* [Extrait du document]
----

Mais il ne s’agit pas seulement de cela. D’un point de vue philosophique, ce que l’on attend d’une lecture adéquate des textes de la période intermédiaire, c’est qu’il en résulte plus ou moins le même effet sur la lecture des textes de la période finale que celui que les travaux comme ceux de Peter Hylton ont eu sur l’interprétation du Tractatus. Il est impossible, par exemple, de se pencher sur l’opposition entre l’hypothèse et le phénomène dans les Remarques philosophiques sans songer aux discussions concernant l’impossibilité d’un langage privé dans la période finale de la philosophie de Wittgenstein. Il est impossible de parcourir les pages où Wittgenstein parle du langage comme d’un « calcul avec des règles fixes » sans être amené à les comparer avec les pages qu’il consacrera plus tard à l’analyse de la notion de « suivre une règle ». Il est impossible de lire la première section des Recherches philosophiques sans qu’il nous vienne à l’esprit que c’est justement autour de mots comme « rouge », « cinq » et « pommes » qu’une bonne partie des discussions de la période intermédiaire s’est articulée. C’est là, au début des années 30, que les relations logiques entre des objets physiques, comme les pommes, et des phénomènes, comme la sensation de rouge, seront au coeur de la réflexion de Wittgenstein. C’est là aussi que la grammaire des désignations de couleur sera soumise à un nouvel examen, face à l’évidente impossibilité de réduire cette grammaire au fonctionnement d’opérateurs vérifonctionnels uniformes. C’est dans la période intermédiaire, finalement, que la grammaire des nombres acquiert un statut propre et irréductible, puisqu’elle ne peut plus être comprise comme le simple prolongement d’une notion absolument générale d’« opération logique », comme c’était le cas dans le Tractatus.

Disons-le clairement : celui qui se penche sur la période intermédiaire est par force amené à penser que ce n’est que sur l’arrière-plan de ces textes que la philosophie tardive de Wittgenstein pourra être correctement comprise. C’est là, encore plus que dans le Tractatus, que nous allons trouver l’arrière-plan oublié contre lequel cette philosophie tardive s’est formée. Il y a de bonnes raisons de croire que ce que la lecture minutieuse de T. H. Green a signifié pour la compréhension de la théorie russellienne de la proposition, l’étude minutieuse de la période intermédiaire pourra le signifier pour la compréhension de la philosophie tardive de Wittgenstein. Loin d’être un simple objet d’érudition, il s’agit d’un épisode central dans l’histoire de la philosophie contemporaine.

----

* [Consigne]
D'après l'extrait sur la période intermédiaire de Wittgenstein, répondez aux questions suivantes :
1. Quels travaux ont eu un effet sur l'interprétation du Tractatus ?
2. Autour de quels mots une bonne partie des discussions de la période intermédiaire s'est-elle articulée ?
3. Quelle lecture minutieuse a compté pour la compréhension de la théorie russellienne de la proposition ?
Répondez en vous appuyant uniquement sur l'extrait.

* [Données fournies]
----

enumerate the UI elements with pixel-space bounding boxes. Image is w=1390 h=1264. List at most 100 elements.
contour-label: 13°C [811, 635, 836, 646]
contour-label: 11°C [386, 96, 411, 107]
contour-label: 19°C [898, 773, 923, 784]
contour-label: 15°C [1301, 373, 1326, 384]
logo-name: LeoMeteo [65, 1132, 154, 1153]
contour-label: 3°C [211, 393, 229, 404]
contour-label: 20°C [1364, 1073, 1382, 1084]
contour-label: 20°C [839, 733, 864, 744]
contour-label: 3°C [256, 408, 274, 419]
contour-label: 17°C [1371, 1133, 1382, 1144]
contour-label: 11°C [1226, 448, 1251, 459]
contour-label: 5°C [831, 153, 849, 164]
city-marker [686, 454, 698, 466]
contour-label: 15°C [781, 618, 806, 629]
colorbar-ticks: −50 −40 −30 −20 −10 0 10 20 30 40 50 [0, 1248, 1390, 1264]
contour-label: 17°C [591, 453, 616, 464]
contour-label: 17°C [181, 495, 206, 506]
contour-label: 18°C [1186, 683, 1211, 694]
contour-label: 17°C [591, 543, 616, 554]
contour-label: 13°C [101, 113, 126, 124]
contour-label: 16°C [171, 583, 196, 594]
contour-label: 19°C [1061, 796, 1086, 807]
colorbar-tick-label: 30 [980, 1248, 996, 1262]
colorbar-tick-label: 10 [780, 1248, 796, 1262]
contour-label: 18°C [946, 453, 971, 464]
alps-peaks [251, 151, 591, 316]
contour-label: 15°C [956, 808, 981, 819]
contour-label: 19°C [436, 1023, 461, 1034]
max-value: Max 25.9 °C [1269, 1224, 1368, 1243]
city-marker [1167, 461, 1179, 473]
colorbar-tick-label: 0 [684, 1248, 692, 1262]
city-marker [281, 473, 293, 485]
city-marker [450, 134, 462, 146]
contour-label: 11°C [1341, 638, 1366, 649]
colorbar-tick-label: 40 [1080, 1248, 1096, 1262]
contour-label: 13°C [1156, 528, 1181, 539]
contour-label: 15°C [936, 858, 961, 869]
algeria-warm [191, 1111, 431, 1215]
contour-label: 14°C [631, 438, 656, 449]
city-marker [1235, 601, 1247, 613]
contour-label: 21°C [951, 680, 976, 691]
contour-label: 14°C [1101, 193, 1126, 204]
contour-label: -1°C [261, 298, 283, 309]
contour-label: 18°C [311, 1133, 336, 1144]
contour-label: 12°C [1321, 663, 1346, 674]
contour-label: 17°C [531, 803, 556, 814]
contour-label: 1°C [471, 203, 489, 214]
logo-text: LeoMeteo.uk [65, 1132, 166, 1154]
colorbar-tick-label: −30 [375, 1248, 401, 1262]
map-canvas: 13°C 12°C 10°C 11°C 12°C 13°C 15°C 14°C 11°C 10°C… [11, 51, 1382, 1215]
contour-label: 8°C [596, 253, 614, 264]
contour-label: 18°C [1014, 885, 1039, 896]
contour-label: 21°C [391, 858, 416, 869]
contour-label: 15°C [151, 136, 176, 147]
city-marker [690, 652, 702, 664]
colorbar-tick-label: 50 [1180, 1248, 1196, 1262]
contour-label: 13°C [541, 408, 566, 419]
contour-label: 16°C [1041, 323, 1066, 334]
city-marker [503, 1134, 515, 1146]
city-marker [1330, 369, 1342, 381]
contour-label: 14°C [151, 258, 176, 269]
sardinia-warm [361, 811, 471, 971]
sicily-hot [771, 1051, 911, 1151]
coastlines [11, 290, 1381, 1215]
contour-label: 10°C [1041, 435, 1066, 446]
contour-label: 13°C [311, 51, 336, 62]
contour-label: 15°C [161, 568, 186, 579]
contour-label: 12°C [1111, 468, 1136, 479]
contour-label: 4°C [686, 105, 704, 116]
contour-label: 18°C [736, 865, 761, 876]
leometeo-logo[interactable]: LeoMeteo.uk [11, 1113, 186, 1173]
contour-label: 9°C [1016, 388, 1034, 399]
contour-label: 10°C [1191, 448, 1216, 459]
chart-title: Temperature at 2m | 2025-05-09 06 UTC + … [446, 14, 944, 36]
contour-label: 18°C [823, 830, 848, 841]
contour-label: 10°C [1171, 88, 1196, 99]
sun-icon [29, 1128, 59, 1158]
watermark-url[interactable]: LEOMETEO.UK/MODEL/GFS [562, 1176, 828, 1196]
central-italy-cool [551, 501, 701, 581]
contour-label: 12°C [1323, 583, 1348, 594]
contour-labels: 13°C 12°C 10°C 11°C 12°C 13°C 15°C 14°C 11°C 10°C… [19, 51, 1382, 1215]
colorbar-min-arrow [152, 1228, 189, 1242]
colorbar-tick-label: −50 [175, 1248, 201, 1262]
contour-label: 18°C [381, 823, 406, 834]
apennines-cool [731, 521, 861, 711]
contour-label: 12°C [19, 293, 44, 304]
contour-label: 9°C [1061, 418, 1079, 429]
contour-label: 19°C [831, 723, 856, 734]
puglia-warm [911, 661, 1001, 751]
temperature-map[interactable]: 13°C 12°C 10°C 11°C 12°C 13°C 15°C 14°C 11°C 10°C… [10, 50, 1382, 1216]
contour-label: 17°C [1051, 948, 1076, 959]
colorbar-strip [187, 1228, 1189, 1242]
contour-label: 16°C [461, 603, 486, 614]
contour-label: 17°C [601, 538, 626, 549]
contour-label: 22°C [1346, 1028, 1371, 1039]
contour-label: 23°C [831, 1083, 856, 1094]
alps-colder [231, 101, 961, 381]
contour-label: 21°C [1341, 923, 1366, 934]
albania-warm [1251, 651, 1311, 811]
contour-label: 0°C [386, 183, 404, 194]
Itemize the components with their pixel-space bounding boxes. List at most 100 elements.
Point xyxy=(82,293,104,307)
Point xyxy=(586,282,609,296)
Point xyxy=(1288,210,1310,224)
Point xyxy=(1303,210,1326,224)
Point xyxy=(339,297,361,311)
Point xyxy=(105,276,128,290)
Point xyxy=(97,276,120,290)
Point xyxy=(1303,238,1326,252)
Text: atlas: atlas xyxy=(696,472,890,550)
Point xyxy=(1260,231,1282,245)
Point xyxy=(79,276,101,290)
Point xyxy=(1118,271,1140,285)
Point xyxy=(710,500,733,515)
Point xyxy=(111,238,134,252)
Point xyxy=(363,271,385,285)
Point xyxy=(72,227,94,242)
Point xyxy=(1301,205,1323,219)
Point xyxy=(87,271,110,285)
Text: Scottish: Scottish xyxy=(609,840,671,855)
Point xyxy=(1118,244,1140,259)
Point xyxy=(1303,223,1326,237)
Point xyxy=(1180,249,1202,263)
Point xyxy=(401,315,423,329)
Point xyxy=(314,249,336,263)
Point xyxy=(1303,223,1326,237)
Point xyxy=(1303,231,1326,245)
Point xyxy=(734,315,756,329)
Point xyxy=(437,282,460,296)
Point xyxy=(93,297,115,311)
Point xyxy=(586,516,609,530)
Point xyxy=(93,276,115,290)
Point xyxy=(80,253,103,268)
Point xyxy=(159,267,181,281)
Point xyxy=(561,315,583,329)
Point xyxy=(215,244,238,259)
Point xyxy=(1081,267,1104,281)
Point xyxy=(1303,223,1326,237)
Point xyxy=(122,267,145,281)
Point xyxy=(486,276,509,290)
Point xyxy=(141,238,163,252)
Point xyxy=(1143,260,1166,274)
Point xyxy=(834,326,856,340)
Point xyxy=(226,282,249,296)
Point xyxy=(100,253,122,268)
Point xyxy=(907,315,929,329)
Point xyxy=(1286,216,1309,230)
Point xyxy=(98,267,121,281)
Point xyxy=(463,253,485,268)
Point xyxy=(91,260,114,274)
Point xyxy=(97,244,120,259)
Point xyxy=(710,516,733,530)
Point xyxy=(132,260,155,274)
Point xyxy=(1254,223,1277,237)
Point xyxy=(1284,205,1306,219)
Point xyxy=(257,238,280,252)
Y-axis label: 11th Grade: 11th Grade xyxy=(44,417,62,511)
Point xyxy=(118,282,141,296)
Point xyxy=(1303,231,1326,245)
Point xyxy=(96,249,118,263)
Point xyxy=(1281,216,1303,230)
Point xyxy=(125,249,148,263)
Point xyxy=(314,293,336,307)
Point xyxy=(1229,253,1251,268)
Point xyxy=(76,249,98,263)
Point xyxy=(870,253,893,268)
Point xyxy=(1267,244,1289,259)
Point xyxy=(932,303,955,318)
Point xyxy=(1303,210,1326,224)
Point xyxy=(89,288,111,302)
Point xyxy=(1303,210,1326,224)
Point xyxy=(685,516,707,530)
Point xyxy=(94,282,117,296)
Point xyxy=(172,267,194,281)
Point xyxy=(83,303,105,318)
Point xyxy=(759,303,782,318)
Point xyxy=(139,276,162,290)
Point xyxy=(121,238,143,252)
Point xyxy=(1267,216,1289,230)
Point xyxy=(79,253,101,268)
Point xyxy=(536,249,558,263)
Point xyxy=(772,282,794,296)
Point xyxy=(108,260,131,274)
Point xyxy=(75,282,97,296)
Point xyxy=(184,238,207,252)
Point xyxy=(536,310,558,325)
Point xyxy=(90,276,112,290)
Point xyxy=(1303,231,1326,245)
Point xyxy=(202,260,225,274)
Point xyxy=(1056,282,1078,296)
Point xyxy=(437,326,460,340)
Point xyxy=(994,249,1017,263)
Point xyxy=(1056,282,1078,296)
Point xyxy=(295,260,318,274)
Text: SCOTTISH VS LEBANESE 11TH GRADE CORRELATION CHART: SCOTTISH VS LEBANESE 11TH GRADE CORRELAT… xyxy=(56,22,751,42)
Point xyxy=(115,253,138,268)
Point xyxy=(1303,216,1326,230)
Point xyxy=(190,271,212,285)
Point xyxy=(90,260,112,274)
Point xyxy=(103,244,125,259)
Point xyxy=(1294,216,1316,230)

----

* [Corrigé]
1. Les travaux comme ceux de Peter Hylton.
2. Autour des mots « rouge », « cinq » et « pommes ».
3. La lecture minutieuse de T. H. Green.